Of the lines in the entries, how many hold the word "อปโลกนกม"? Give that number alone.
=-=-=
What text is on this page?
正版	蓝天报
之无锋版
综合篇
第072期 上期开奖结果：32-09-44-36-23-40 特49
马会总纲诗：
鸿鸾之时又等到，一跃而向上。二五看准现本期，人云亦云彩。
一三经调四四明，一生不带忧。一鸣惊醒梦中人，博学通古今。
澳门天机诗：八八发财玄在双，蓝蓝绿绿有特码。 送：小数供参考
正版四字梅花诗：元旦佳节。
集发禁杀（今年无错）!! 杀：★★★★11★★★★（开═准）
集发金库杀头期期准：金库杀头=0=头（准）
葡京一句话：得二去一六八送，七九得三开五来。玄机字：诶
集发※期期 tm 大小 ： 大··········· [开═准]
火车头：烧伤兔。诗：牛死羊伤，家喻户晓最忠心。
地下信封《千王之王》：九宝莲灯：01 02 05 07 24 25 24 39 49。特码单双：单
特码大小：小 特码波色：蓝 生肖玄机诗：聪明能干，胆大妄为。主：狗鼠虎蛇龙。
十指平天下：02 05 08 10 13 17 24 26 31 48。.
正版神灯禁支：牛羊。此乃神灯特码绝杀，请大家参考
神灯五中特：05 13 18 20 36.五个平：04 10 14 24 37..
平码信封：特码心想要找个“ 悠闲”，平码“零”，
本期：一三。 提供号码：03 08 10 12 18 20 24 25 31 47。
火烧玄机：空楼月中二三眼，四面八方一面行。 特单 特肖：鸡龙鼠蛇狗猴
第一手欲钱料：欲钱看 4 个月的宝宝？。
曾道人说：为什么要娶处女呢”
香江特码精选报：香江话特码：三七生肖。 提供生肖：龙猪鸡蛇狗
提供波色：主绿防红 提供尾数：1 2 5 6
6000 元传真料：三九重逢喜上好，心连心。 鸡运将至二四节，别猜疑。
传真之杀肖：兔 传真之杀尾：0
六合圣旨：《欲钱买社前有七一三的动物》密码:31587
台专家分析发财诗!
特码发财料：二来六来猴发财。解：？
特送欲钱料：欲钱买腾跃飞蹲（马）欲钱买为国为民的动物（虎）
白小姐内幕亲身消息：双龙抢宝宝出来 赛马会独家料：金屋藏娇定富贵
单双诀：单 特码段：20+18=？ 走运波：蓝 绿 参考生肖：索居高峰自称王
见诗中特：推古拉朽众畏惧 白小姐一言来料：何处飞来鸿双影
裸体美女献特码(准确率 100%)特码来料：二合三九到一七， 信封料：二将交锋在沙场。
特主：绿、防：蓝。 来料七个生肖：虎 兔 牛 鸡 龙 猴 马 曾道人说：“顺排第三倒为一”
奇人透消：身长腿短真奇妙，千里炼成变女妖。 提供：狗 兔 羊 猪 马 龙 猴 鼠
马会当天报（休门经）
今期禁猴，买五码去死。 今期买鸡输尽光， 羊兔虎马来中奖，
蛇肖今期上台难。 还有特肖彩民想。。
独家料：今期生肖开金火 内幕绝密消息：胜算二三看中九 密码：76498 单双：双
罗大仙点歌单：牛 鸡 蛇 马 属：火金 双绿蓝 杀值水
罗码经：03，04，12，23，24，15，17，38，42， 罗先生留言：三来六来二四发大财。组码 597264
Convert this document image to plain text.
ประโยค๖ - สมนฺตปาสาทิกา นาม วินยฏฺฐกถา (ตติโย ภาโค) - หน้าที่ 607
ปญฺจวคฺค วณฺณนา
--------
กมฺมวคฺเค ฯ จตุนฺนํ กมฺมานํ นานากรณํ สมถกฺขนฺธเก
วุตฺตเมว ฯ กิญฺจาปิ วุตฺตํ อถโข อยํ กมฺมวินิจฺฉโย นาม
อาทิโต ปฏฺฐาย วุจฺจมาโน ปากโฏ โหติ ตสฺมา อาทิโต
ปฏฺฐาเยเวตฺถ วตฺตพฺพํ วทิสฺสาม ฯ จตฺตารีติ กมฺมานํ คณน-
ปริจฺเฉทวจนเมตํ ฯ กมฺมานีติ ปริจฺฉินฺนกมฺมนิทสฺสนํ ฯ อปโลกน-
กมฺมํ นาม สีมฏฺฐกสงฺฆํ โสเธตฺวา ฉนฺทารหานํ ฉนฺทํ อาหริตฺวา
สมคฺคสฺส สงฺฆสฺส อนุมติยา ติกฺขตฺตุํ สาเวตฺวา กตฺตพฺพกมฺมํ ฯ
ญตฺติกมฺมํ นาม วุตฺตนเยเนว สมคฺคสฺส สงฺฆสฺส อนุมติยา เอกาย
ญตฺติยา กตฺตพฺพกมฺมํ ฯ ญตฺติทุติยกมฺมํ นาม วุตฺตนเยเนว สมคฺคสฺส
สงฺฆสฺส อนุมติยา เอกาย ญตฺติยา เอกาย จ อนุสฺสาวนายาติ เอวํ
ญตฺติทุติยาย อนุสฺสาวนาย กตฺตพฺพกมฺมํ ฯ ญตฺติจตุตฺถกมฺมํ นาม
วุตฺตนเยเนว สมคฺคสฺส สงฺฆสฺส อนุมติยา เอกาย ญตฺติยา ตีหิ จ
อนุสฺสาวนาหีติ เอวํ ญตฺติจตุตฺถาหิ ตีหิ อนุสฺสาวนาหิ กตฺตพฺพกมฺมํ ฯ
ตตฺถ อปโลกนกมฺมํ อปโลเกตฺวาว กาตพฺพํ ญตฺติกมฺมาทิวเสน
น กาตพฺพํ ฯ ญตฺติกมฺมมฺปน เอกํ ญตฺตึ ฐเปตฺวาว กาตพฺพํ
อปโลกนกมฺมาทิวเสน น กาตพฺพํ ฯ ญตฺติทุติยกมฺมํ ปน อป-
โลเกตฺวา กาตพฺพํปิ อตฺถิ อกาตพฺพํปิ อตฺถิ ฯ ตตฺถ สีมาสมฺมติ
=-=-=
▶ **RESULT FOR THIS EXERCISE**: 2